- [Aim of the task]: Pull every line containing "screenshot" out of the material below.
####
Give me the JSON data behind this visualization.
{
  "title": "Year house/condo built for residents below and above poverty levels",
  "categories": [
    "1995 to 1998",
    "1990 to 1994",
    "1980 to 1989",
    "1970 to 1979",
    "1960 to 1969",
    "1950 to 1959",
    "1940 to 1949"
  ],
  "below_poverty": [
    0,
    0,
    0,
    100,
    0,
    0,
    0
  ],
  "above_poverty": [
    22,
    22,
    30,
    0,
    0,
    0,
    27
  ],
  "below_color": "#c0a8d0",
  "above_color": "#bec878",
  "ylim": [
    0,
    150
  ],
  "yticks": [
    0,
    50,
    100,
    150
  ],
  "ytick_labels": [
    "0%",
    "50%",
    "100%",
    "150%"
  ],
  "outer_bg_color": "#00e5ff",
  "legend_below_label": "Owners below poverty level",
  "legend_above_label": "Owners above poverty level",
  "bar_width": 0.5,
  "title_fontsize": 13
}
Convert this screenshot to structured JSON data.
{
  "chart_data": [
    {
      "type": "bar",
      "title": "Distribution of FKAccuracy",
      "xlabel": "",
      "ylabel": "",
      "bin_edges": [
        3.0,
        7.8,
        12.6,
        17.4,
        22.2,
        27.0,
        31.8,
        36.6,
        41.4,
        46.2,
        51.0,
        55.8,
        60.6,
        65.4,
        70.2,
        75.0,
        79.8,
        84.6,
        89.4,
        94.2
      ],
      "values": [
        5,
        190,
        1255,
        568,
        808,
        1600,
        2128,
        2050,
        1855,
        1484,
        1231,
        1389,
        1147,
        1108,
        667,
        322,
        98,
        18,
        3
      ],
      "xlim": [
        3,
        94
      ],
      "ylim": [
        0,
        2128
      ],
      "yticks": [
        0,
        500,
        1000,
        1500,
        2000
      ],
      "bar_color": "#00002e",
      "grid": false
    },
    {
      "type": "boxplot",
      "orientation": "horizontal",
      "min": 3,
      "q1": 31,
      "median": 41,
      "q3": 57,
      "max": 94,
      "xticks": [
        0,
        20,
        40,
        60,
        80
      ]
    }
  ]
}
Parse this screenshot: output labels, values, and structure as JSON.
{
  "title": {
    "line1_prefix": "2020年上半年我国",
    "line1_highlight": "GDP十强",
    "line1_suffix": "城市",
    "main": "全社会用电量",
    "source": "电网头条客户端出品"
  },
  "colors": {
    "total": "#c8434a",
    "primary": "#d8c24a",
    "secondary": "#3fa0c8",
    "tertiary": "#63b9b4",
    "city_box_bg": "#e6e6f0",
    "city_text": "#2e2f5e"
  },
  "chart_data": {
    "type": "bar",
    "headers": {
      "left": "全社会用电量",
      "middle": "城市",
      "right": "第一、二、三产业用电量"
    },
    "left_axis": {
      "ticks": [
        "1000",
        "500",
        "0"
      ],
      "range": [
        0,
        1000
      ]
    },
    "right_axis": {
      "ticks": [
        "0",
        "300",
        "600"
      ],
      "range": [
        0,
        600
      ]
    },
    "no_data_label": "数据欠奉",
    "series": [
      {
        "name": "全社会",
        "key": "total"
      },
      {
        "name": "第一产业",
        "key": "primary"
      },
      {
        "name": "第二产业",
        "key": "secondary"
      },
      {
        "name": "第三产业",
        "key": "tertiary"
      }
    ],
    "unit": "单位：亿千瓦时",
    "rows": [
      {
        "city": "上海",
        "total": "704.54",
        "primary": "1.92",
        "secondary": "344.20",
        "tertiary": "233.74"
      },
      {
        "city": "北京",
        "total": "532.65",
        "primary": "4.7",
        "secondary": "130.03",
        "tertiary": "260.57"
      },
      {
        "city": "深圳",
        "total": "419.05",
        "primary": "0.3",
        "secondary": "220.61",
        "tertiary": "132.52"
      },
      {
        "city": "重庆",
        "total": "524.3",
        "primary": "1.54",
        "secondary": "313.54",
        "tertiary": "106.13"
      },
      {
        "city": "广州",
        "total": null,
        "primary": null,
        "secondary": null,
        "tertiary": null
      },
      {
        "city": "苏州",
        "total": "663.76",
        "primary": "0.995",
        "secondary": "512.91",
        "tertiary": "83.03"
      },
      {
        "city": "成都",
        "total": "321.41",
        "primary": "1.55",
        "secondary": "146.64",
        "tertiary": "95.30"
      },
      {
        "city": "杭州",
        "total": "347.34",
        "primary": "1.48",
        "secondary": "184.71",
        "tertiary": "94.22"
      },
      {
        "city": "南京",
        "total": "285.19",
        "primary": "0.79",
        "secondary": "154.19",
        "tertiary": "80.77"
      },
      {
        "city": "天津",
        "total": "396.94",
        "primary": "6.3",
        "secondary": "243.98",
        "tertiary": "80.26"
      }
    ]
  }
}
####
- [The answer]:
Convert this screenshot to structured JSON data.
Parse this screenshot: output labels, values, and structure as JSON.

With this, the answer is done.